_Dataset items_

┄┄┄┄┄┄┄┄┄┄┄┄┄┄┄┄┄┄┄┄

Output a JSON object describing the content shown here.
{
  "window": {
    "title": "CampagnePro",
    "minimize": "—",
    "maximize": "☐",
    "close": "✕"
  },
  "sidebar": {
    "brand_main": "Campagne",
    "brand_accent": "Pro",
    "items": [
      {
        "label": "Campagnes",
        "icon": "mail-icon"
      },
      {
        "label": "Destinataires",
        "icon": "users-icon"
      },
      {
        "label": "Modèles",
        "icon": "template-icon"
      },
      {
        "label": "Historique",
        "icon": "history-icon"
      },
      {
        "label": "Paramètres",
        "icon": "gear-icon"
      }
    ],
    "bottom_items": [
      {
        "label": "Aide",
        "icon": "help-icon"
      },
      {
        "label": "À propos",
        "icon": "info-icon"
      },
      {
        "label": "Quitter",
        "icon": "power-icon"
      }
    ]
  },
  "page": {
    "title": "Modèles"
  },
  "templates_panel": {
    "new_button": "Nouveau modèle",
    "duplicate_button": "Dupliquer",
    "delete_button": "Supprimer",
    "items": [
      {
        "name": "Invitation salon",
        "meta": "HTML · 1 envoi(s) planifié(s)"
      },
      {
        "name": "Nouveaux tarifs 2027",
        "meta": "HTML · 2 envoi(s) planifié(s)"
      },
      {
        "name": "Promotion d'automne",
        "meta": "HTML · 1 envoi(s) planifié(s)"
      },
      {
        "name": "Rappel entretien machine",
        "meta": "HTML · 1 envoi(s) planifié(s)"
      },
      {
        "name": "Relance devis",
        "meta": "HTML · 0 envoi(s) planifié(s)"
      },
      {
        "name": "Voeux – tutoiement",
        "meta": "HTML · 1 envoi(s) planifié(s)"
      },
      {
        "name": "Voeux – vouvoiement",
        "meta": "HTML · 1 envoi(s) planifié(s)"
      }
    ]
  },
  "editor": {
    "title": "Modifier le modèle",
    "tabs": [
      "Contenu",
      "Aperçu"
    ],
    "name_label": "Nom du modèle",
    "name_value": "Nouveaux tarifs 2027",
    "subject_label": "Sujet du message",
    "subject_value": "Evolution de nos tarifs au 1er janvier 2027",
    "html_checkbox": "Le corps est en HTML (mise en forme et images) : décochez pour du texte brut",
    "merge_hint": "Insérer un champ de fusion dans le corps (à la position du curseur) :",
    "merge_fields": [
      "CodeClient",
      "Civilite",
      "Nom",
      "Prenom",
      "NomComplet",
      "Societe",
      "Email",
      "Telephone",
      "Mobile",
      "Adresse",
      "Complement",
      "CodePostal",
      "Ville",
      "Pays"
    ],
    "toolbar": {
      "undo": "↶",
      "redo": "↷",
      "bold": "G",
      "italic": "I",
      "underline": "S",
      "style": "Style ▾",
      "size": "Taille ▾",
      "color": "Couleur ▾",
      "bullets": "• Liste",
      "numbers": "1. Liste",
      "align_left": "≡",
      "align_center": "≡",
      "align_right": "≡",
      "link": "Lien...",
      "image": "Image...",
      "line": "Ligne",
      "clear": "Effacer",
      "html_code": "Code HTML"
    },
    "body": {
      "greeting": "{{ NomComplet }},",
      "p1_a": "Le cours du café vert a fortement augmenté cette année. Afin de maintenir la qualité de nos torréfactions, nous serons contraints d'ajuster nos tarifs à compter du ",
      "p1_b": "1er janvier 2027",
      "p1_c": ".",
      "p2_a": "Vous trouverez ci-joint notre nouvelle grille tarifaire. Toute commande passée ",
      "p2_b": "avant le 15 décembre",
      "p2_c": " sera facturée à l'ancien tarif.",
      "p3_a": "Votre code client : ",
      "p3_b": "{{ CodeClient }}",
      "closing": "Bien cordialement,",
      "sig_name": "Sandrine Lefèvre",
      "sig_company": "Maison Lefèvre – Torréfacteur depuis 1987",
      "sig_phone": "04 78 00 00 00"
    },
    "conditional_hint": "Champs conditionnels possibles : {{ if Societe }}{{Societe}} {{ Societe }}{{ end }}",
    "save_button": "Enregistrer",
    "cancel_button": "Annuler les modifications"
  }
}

┄┄┄┄┄┄┄┄┄┄┄┄┄┄┄┄┄┄┄┄

_DIRECTIONS_
Restate all of the entries above precisely.

_THE RESPONSE_
Output a JSON object describing the content shown here.
{
  "window": {
    "title": "CampagnePro",
    "minimize": "—",
    "maximize": "☐",
    "close": "✕"
  },
  "sidebar": {
    "brand_main": "Campagne",
    "brand_accent": "Pro",
    "items": [
      {
        "label": "Campagnes",
        "icon": "mail-icon"
      },
      {
        "label": "Destinataires",
        "icon": "users-icon"
      },
      {
        "label": "Modèles",
        "icon": "template-icon"
      },
      {
        "label": "Historique",
        "icon": "history-icon"
      },
      {
        "label": "Paramètres",
        "icon": "gear-icon"
      }
    ],
    "bottom_items": [
      {
        "label": "Aide",
        "icon": "help-icon"
      },
      {
        "label": "À propos",
        "icon": "info-icon"
      },
      {
        "label": "Quitter",
        "icon": "power-icon"
      }
    ]
  },
  "page": {
    "title": "Modèles"
  },
  "templates_panel": {
    "new_button": "Nouveau modèle",
    "duplicate_button": "Dupliquer",
    "delete_button": "Supprimer",
    "items": [
      {
        "name": "Invitation salon",
        "meta": "HTML · 1 envoi(s) planifié(s)"
      },
      {
        "name": "Nouveaux tarifs 2027",
        "meta": "HTML · 2 envoi(s) planifié(s)"
      },
      {
        "name": "Promotion d'automne",
        "meta": "HTML · 1 envoi(s) planifié(s)"
      },
      {
        "name": "Rappel entretien machine",
        "meta": "HTML · 1 envoi(s) planifié(s)"
      },
      {
        "name": "Relance devis",
        "meta": "HTML · 0 envoi(s) planifié(s)"
      },
      {
        "name": "Voeux – tutoiement",
        "meta": "HTML · 1 envoi(s) planifié(s)"
      },
      {
        "name": "Voeux – vouvoiement",
        "meta": "HTML · 1 envoi(s) planifié(s)"
      }
    ]
  },
  "editor": {
    "title": "Modifier le modèle",
    "tabs": [
      "Contenu",
      "Aperçu"
    ],
    "name_label": "Nom du modèle",
    "name_value": "Nouveaux tarifs 2027",
    "subject_label": "Sujet du message",
    "subject_value": "Evolution de nos tarifs au 1er janvier 2027",
    "html_checkbox": "Le corps est en HTML (mise en forme et images) : décochez pour du texte brut",
    "merge_hint": "Insérer un champ de fusion dans le corps (à la position du curseur) :",
    "merge_fields": [
      "CodeClient",
      "Civilite",
      "Nom",
      "Prenom",
      "NomComplet",
      "Societe",
      "Email",
      "Telephone",
      "Mobile",
      "Adresse",
      "Complement",
      "CodePostal",
      "Ville",
      "Pays"
    ],
    "toolbar": {
      "undo": "↶",
      "redo": "↷",
      "bold": "G",
      "italic": "I",
      "underline": "S",
      "style": "Style ▾",
      "size": "Taille ▾",
      "color": "Couleur ▾",
      "bullets": "• Liste",
      "numbers": "1. Liste",
      "align_left": "≡",
      "align_center": "≡",
      "align_right": "≡",
      "link": "Lien...",
      "image": "Image...",
      "line": "Ligne",
      "clear": "Effacer",
      "html_code": "Code HTML"
    },
    "body": {
      "greeting": "{{ NomComplet }},",
      "p1_a": "Le cours du café vert a fortement augmenté cette année. Afin de maintenir la qualité de nos torréfactions, nous serons contraints d'ajuster nos tarifs à compter du ",
      "p1_b": "1er janvier 2027",
      "p1_c": ".",
      "p2_a": "Vous trouverez ci-joint notre nouvelle grille tarifaire. Toute commande passée ",
      "p2_b": "avant le 15 décembre",
      "p2_c": " sera facturée à l'ancien tarif.",
      "p3_a": "Votre code client : ",
      "p3_b": "{{ CodeClient }}",
      "closing": "Bien cordialement,",
      "sig_name": "Sandrine Lefèvre",
      "sig_company": "Maison Lefèvre – Torréfacteur depuis 1987",
      "sig_phone": "04 78 00 00 00"
    },
    "conditional_hint": "Champs conditionnels possibles : {{ if Societe }}{{Societe}} {{ Societe }}{{ end }}",
    "save_button": "Enregistrer",
    "cancel_button": "Annuler les modifications"
  }
}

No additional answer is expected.